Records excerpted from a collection
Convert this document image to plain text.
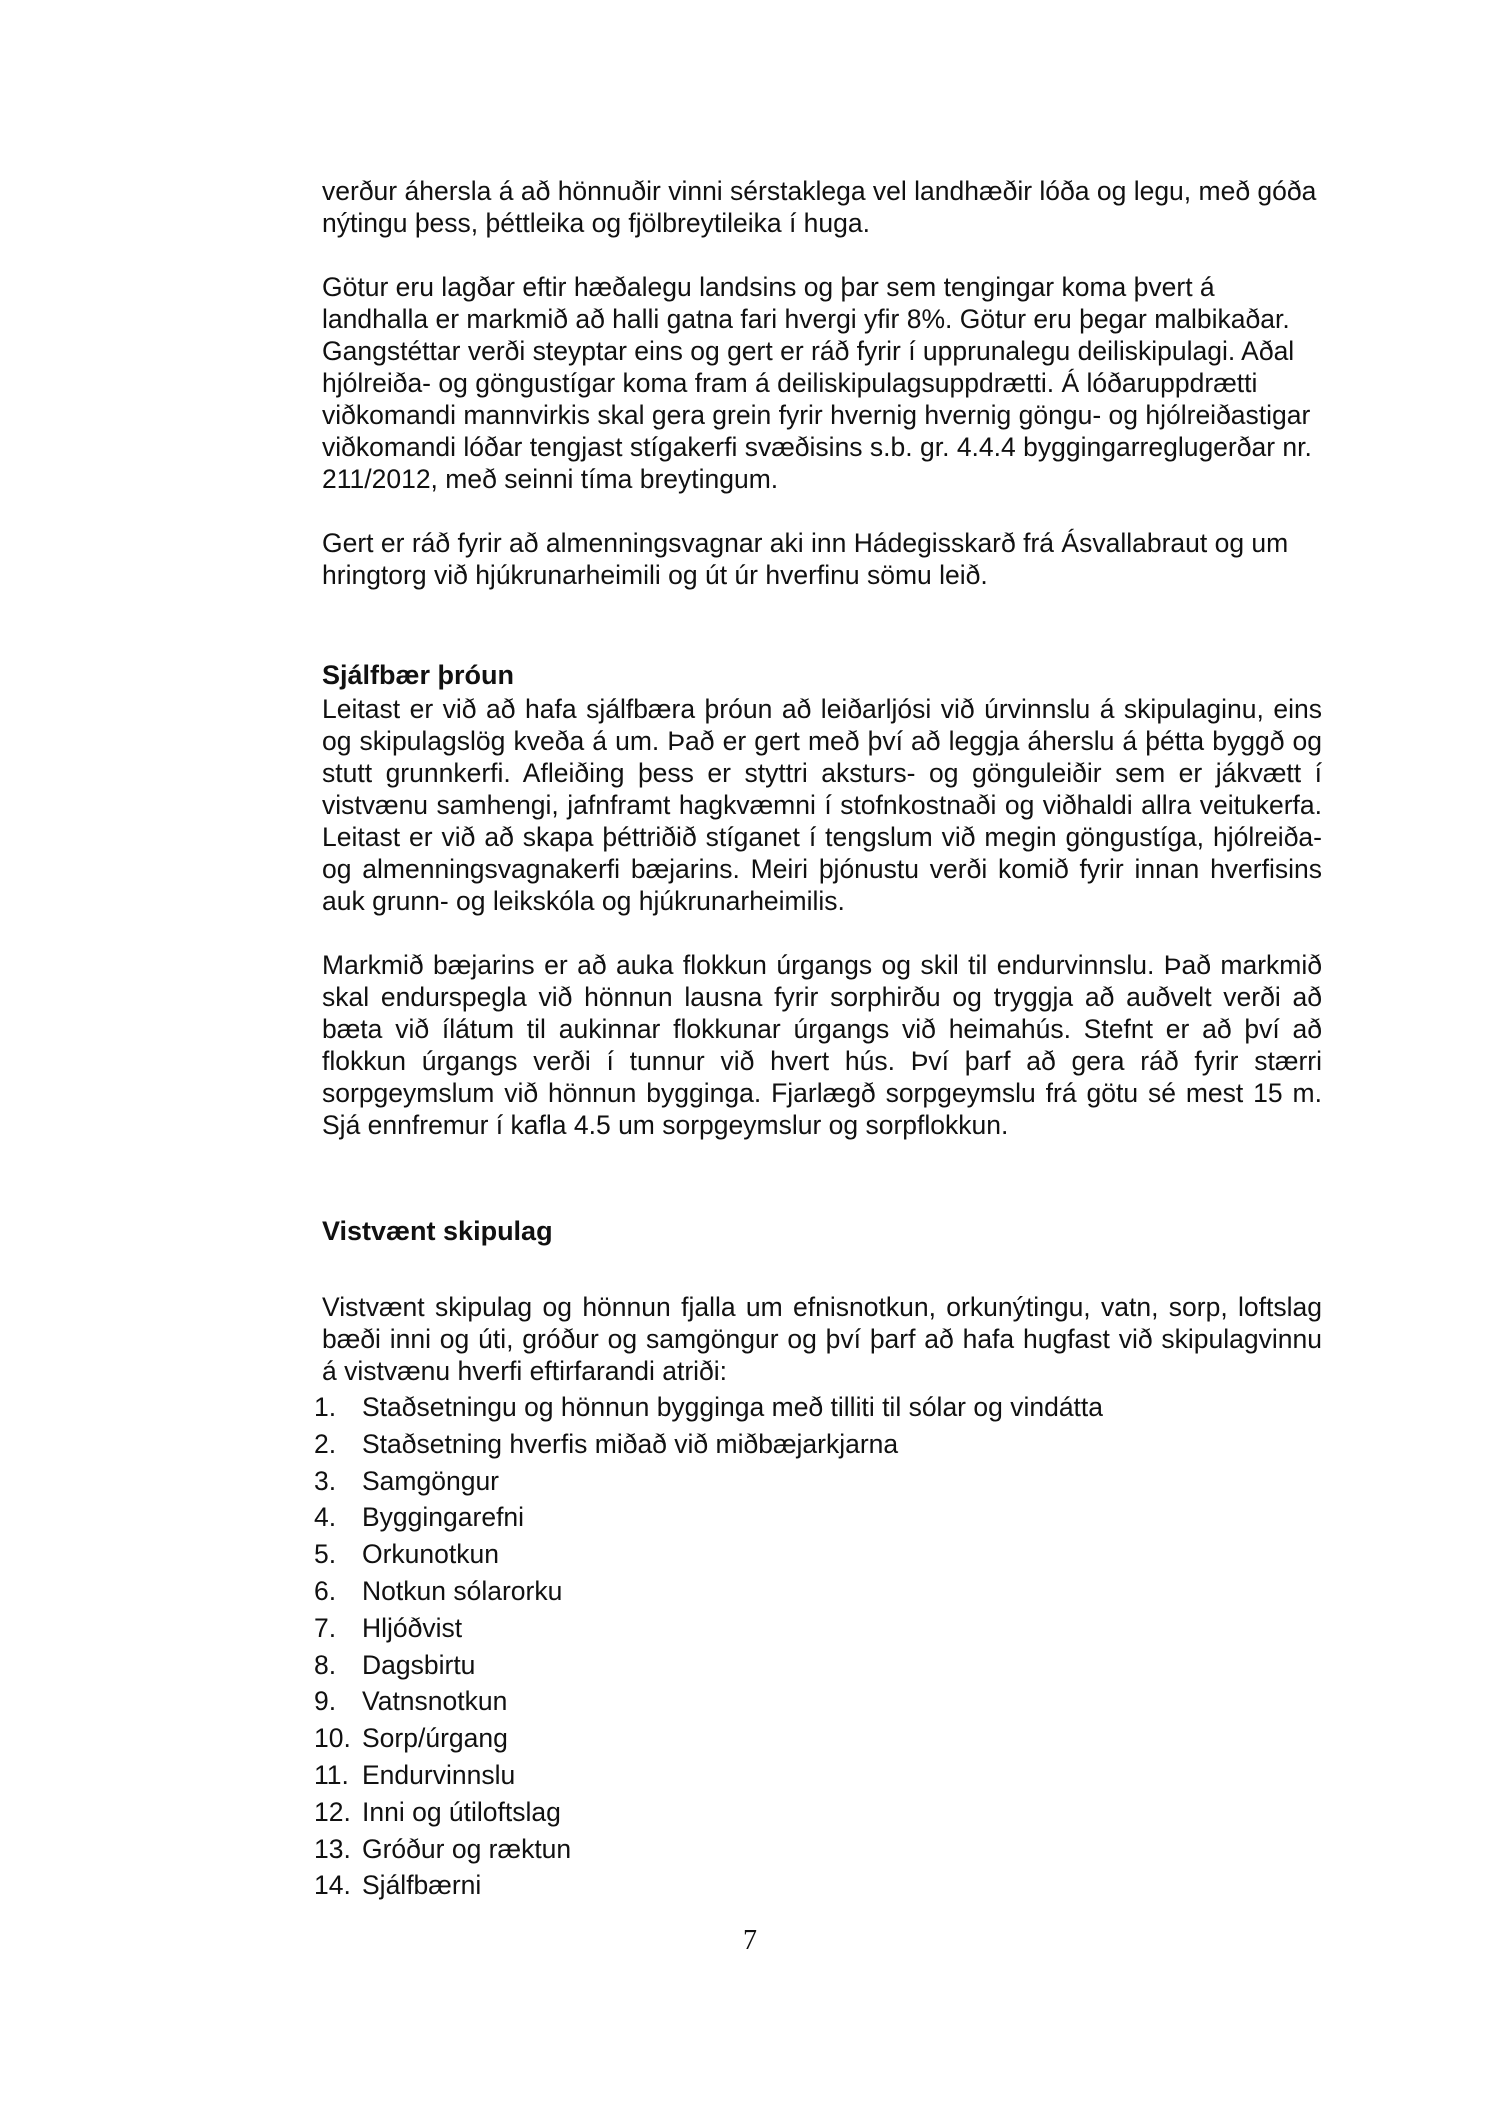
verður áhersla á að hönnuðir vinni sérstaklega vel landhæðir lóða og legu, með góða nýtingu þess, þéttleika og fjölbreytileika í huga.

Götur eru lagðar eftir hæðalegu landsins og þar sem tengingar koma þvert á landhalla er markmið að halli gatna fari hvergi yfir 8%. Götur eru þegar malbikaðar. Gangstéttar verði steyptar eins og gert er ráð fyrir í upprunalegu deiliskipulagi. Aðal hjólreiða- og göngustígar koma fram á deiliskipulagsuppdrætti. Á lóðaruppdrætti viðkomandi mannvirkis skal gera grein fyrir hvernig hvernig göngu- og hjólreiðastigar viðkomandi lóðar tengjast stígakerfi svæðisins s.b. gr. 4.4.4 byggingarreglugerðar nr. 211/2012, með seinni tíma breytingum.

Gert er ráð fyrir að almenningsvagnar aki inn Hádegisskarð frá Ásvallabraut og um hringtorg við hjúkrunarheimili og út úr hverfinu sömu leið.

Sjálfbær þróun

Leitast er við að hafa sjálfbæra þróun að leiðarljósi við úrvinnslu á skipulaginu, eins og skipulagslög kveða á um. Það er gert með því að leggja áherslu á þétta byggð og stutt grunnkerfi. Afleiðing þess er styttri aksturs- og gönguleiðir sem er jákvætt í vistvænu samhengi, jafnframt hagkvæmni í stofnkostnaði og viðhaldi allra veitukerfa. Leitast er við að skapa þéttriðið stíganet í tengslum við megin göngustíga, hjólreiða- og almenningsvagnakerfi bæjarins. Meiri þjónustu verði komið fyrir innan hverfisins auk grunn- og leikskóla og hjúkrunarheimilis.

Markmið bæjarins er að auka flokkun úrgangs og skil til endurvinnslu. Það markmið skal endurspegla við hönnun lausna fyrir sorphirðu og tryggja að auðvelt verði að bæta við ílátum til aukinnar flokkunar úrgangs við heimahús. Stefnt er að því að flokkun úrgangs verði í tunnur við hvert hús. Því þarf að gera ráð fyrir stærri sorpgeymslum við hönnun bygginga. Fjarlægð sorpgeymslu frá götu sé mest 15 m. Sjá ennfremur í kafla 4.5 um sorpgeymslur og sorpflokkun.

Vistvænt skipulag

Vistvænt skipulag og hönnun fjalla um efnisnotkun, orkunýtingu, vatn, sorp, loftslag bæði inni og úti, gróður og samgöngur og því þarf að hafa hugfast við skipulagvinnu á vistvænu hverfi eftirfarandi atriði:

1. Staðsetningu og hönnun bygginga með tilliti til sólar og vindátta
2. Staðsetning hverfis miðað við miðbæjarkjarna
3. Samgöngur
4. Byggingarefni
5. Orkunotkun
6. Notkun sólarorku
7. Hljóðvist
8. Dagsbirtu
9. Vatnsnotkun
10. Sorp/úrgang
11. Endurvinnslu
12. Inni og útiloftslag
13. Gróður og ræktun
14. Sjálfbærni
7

==

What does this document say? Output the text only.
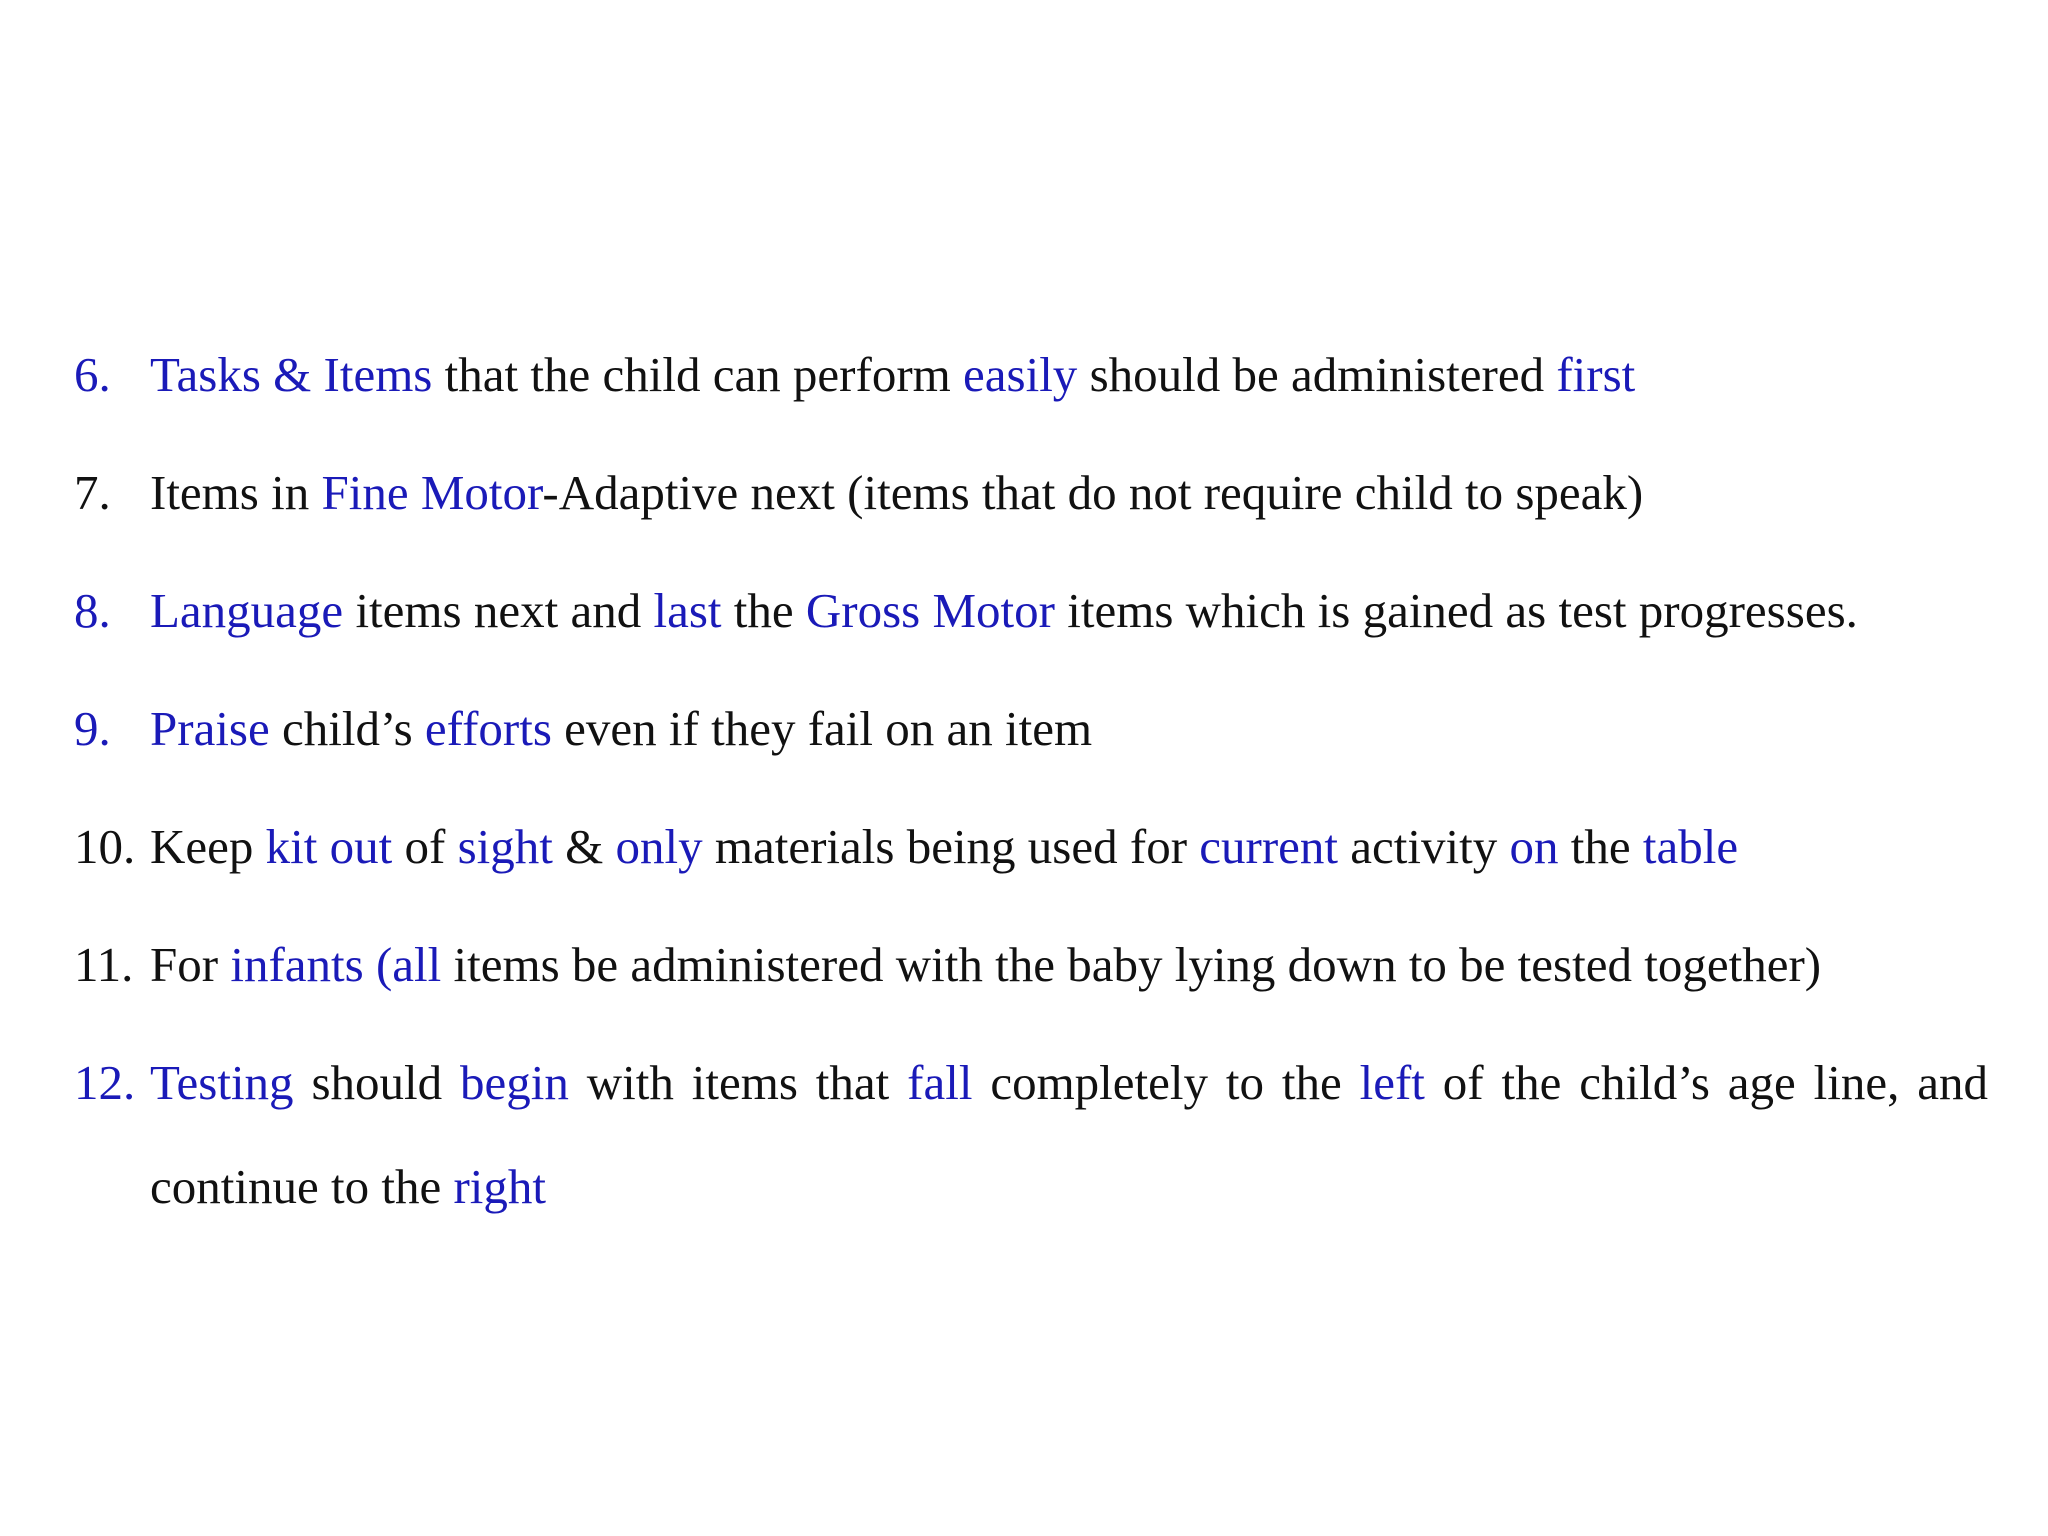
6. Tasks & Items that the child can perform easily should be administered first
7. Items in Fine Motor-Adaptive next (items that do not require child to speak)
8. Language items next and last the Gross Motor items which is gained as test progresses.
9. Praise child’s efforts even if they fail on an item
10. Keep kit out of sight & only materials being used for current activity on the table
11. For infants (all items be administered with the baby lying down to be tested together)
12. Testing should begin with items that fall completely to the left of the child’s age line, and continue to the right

---

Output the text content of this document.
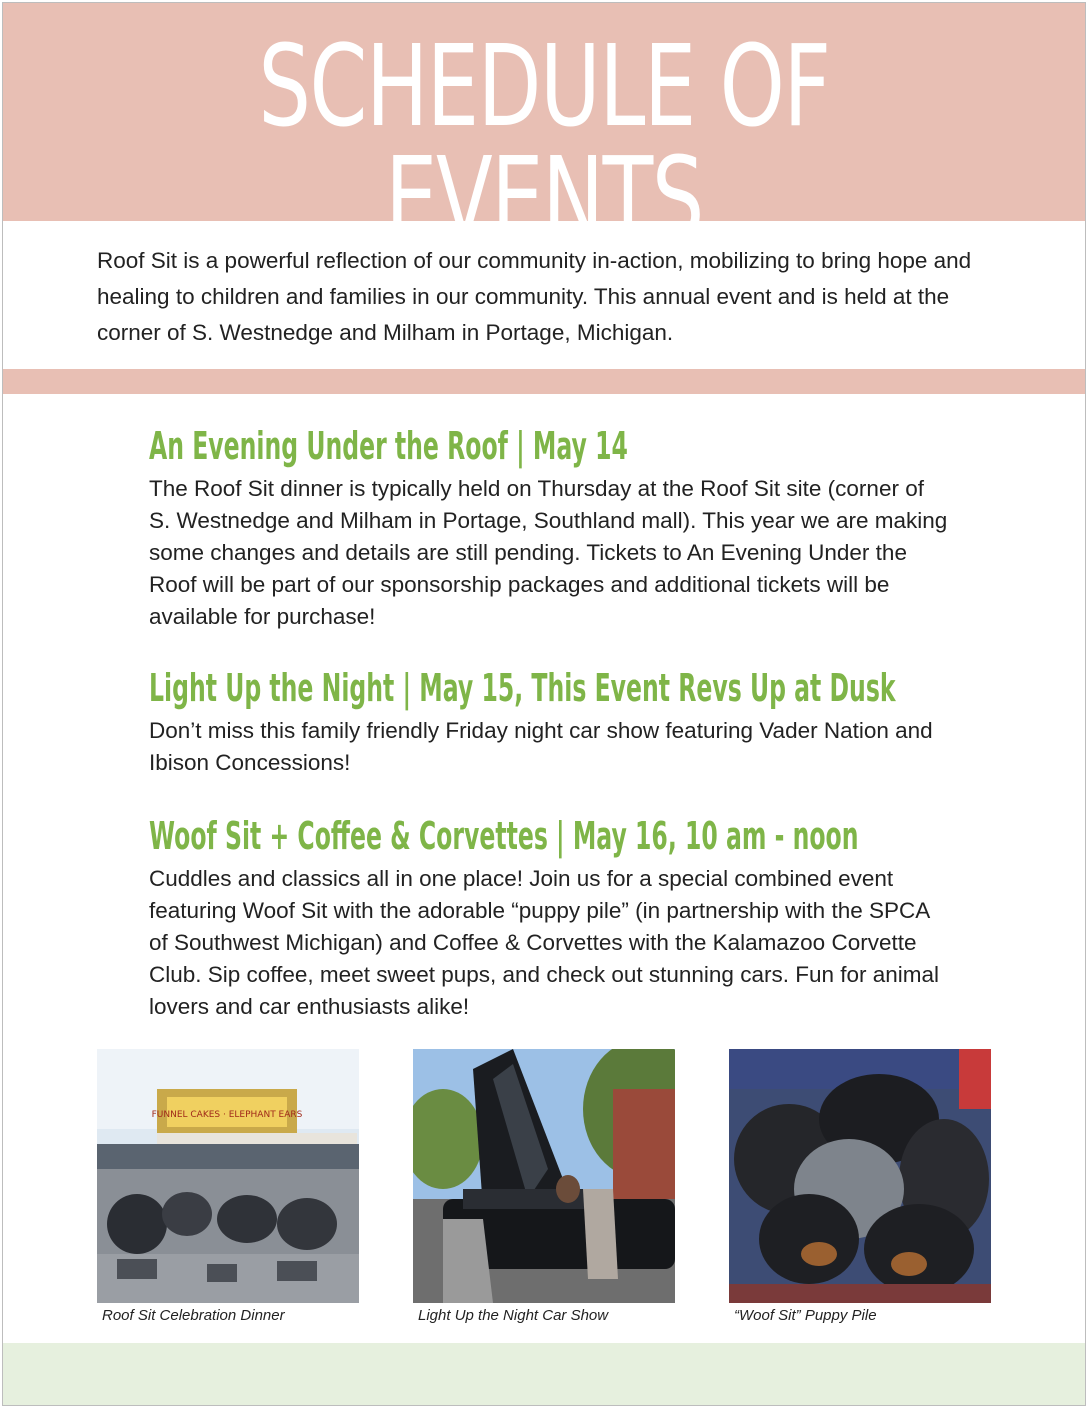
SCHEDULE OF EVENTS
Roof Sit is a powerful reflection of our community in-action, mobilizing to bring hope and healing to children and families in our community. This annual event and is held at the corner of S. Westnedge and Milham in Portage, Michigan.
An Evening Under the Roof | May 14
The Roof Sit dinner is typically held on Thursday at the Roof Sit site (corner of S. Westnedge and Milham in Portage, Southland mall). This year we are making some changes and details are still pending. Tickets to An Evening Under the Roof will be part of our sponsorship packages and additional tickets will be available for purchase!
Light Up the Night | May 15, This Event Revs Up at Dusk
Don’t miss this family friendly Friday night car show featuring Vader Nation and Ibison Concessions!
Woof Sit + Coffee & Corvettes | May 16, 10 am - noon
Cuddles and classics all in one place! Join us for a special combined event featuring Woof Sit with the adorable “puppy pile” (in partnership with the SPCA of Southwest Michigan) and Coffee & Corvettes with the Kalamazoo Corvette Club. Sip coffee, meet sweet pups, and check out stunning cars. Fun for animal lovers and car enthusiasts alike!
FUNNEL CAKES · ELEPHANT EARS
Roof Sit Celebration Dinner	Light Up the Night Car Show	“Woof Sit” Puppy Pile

### Exercise details
From the listing, copy every line where the string "corner" appears.

### Solution for this problem
Roof Sit is a powerful reflection of our community in-action, mobilizing to bring hope and healing to children and families in our community. This annual event and is held at the corner of S. Westnedge and Milham in Portage, Michigan.
The Roof Sit dinner is typically held on Thursday at the Roof Sit site (corner of S. Westnedge and Milham in Portage, Southland mall). This year we are making some changes and details are still pending. Tickets to An Evening Under the Roof will be part of our sponsorship packages and additional tickets will be available for purchase!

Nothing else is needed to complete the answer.